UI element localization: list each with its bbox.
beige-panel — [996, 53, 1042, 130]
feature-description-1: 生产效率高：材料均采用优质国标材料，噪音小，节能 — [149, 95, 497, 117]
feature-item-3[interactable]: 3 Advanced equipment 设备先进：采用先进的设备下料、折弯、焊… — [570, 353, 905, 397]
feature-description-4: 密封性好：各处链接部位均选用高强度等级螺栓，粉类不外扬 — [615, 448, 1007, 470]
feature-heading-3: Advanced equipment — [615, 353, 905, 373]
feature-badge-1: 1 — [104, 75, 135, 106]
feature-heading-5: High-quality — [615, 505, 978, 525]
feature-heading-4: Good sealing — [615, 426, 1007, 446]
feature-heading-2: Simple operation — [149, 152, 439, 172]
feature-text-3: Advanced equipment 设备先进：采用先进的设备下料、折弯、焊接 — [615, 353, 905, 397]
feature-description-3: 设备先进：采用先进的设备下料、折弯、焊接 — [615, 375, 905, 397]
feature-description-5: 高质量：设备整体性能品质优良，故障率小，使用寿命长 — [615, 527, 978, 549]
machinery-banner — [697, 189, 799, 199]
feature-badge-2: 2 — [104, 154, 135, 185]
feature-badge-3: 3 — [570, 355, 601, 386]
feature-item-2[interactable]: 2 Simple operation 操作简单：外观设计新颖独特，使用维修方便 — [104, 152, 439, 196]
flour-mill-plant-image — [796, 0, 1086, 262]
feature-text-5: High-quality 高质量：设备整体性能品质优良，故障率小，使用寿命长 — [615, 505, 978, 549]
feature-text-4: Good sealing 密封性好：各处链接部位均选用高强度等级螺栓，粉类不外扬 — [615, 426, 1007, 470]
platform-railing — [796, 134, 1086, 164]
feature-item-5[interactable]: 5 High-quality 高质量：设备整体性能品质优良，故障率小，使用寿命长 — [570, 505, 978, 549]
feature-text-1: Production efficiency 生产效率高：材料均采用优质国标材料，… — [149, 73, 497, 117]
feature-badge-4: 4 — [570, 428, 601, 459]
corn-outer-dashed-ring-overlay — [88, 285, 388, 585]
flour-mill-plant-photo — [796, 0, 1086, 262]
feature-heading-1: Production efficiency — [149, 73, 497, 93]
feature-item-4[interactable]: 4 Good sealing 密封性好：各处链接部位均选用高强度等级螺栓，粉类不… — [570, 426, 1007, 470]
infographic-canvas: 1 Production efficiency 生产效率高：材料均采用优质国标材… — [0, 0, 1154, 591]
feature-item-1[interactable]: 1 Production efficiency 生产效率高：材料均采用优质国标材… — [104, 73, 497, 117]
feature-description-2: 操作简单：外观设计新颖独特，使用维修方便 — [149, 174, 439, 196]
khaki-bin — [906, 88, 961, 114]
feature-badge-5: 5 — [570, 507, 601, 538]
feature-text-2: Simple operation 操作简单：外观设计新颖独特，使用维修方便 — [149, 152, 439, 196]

__________________________________________________

--- SET EXERCISE ---
Rewrite the data above, swapping "Good sealing" for "Tight sealing" everywhere it occurs and leaving everything else the same.

--- COMPLETED TASK ---
UI element localization: list each with its bbox.
beige-panel — [996, 53, 1042, 130]
feature-description-1: 生产效率高：材料均采用优质国标材料，噪音小，节能 — [149, 95, 497, 117]
feature-item-3[interactable]: 3 Advanced equipment 设备先进：采用先进的设备下料、折弯、焊… — [570, 353, 905, 397]
feature-description-4: 密封性好：各处链接部位均选用高强度等级螺栓，粉类不外扬 — [615, 448, 1007, 470]
feature-heading-3: Advanced equipment — [615, 353, 905, 373]
feature-badge-1: 1 — [104, 75, 135, 106]
feature-heading-5: High-quality — [615, 505, 978, 525]
feature-heading-4: Tight sealing — [615, 426, 1007, 446]
feature-heading-2: Simple operation — [149, 152, 439, 172]
feature-text-3: Advanced equipment 设备先进：采用先进的设备下料、折弯、焊接 — [615, 353, 905, 397]
feature-description-3: 设备先进：采用先进的设备下料、折弯、焊接 — [615, 375, 905, 397]
feature-description-5: 高质量：设备整体性能品质优良，故障率小，使用寿命长 — [615, 527, 978, 549]
machinery-banner — [697, 189, 799, 199]
feature-badge-2: 2 — [104, 154, 135, 185]
feature-badge-3: 3 — [570, 355, 601, 386]
feature-item-2[interactable]: 2 Simple operation 操作简单：外观设计新颖独特，使用维修方便 — [104, 152, 439, 196]
flour-mill-plant-image — [796, 0, 1086, 262]
feature-text-5: High-quality 高质量：设备整体性能品质优良，故障率小，使用寿命长 — [615, 505, 978, 549]
feature-text-4: Tight sealing 密封性好：各处链接部位均选用高强度等级螺栓，粉类不外扬 — [615, 426, 1007, 470]
platform-railing — [796, 134, 1086, 164]
feature-item-5[interactable]: 5 High-quality 高质量：设备整体性能品质优良，故障率小，使用寿命长 — [570, 505, 978, 549]
feature-text-1: Production efficiency 生产效率高：材料均采用优质国标材料，… — [149, 73, 497, 117]
feature-badge-4: 4 — [570, 428, 601, 459]
corn-outer-dashed-ring-overlay — [88, 285, 388, 585]
flour-mill-plant-photo — [796, 0, 1086, 262]
feature-heading-1: Production efficiency — [149, 73, 497, 93]
feature-item-4[interactable]: 4 Tight sealing 密封性好：各处链接部位均选用高强度等级螺栓，粉类不… — [570, 426, 1007, 470]
infographic-canvas: 1 Production efficiency 生产效率高：材料均采用优质国标材… — [0, 0, 1154, 591]
feature-item-1[interactable]: 1 Production efficiency 生产效率高：材料均采用优质国标材… — [104, 73, 497, 117]
feature-description-2: 操作简单：外观设计新颖独特，使用维修方便 — [149, 174, 439, 196]
khaki-bin — [906, 88, 961, 114]
feature-badge-5: 5 — [570, 507, 601, 538]
feature-text-2: Simple operation 操作简单：外观设计新颖独特，使用维修方便 — [149, 152, 439, 196]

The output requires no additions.